** Start EXERCISE INPUTS **
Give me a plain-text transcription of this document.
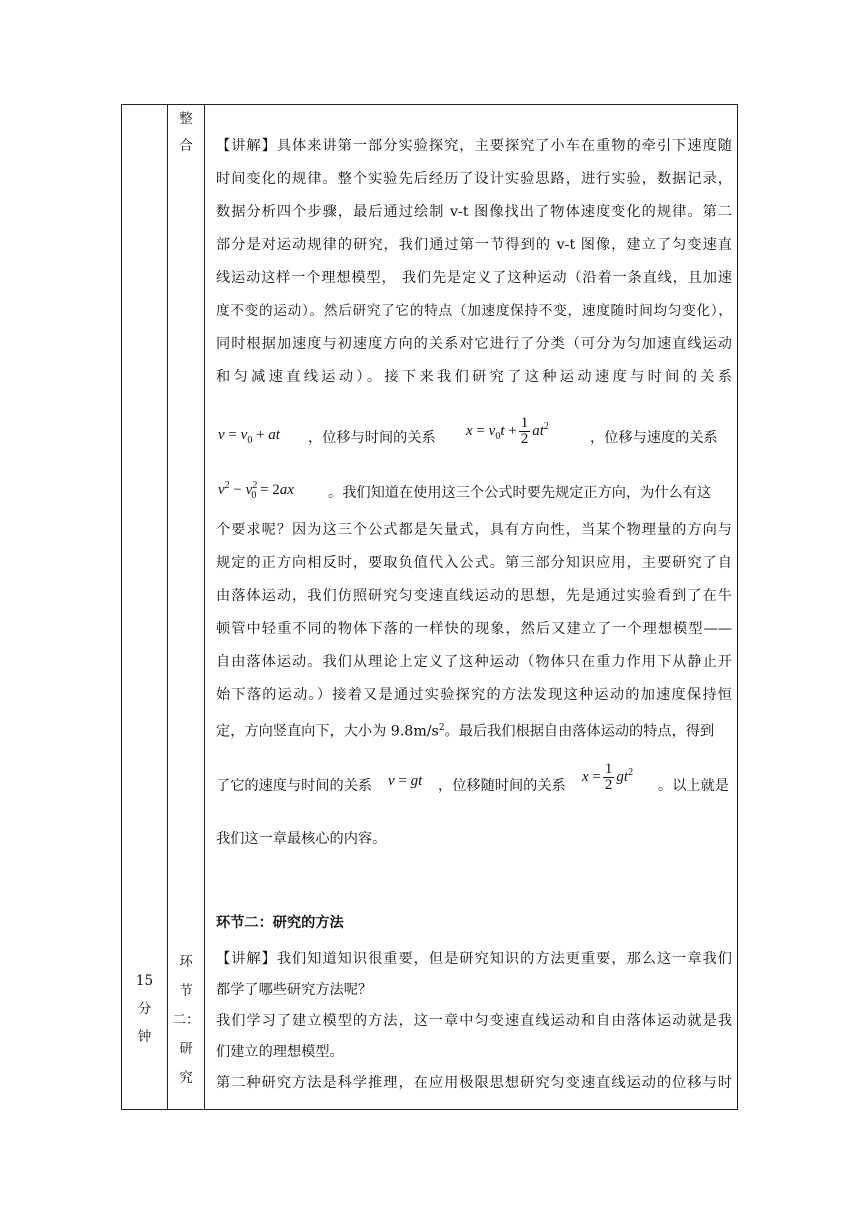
15
分
钟
整
合
环
节
二：
研
究
【讲解】具体来讲第一部分实验探究，主要探究了小车在重物的牵引下速度随
时间变化的规律。整个实验先后经历了设计实验思路，进行实验，数据记录，
数据分析四个步骤，最后通过绘制 v-t 图像找出了物体速度变化的规律。第二
部分是对运动规律的研究，我们通过第一节得到的 v-t 图像，建立了匀变速直
线运动这样一个理想模型， 我们先是定义了这种运动（沿着一条直线，且加速
度不变的运动）。然后研究了它的特点（加速度保持不变，速度随时间均匀变化），
同时根据加速度与初速度方向的关系对它进行了分类（可分为匀加速直线运动
和匀减速直线运动）。接下来我们研究了这种运动速度与时间的关系
$v = v_0$ + at ，位移与时间的关系 $x = v_0t + \frac{1}{2} at^2$
，位移与速度的关系
$v^2 - v^2_0 = 2ax$ 。我们知道在使用这三个公式时要先规定正方向，为什么有这
个要求呢？因为这三个公式都是矢量式，具有方向性，当某个物理量的方向与
规定的正方向相反时，要取负值代入公式。第三部分知识应用，主要研究了自
由落体运动，我们仿照研究匀变速直线运动的思想，先是通过实验看到了在牛
顿管中轻重不同的物体下落的一样快的现象，然后又建立了一个理想模型——
自由落体运动。我们从理论上定义了这种运动（物体只在重力作用下从静止开
始下落的运动。）接着又是通过实验探究的方法发现这种运动的加速度保持恒
定，方向竖直向下，大小为 $9.8m/s^2$。最后我们根据自由落体运动的特点，得到
了它的速度与时间的关系 v = gt ，位移随时间的关系
$x = \frac{1}{2} gt^2$
。以上就是
我们这一章最核心的内容。
环节二：研究的方法
【讲解】我们知道知识很重要，但是研究知识的方法更重要，那么这一章我们
都学了哪些研究方法呢？
我们学习了建立模型的方法，这一章中匀变速直线运动和自由落体运动就是我
们建立的理想模型。
第二种研究方法是科学推理，在应用极限思想研究匀变速直线运动的位移与时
** End EXERCISE INPUTS **
[YOUR GOAL]
Quote all of the entries word for word, omitting any pictures.

[RESULT]
Give me a plain-text transcription of this document.
15
分
钟
整
合
环
节
二：
研
究
【讲解】具体来讲第一部分实验探究，主要探究了小车在重物的牵引下速度随
时间变化的规律。整个实验先后经历了设计实验思路，进行实验，数据记录，
数据分析四个步骤，最后通过绘制 v-t 图像找出了物体速度变化的规律。第二
部分是对运动规律的研究，我们通过第一节得到的 v-t 图像，建立了匀变速直
线运动这样一个理想模型， 我们先是定义了这种运动（沿着一条直线，且加速
度不变的运动）。然后研究了它的特点（加速度保持不变，速度随时间均匀变化），
同时根据加速度与初速度方向的关系对它进行了分类（可分为匀加速直线运动
和匀减速直线运动）。接下来我们研究了这种运动速度与时间的关系
$v = v_0$ + at ，位移与时间的关系 $x = v_0t + \frac{1}{2} at^2$
，位移与速度的关系
$v^2 - v^2_0 = 2ax$ 。我们知道在使用这三个公式时要先规定正方向，为什么有这
个要求呢？因为这三个公式都是矢量式，具有方向性，当某个物理量的方向与
规定的正方向相反时，要取负值代入公式。第三部分知识应用，主要研究了自
由落体运动，我们仿照研究匀变速直线运动的思想，先是通过实验看到了在牛
顿管中轻重不同的物体下落的一样快的现象，然后又建立了一个理想模型——
自由落体运动。我们从理论上定义了这种运动（物体只在重力作用下从静止开
始下落的运动。）接着又是通过实验探究的方法发现这种运动的加速度保持恒
定，方向竖直向下，大小为 $9.8m/s^2$。最后我们根据自由落体运动的特点，得到
了它的速度与时间的关系 v = gt ，位移随时间的关系
$x = \frac{1}{2} gt^2$
。以上就是
我们这一章最核心的内容。
环节二：研究的方法
【讲解】我们知道知识很重要，但是研究知识的方法更重要，那么这一章我们
都学了哪些研究方法呢？
我们学习了建立模型的方法，这一章中匀变速直线运动和自由落体运动就是我
们建立的理想模型。
第二种研究方法是科学推理，在应用极限思想研究匀变速直线运动的位移与时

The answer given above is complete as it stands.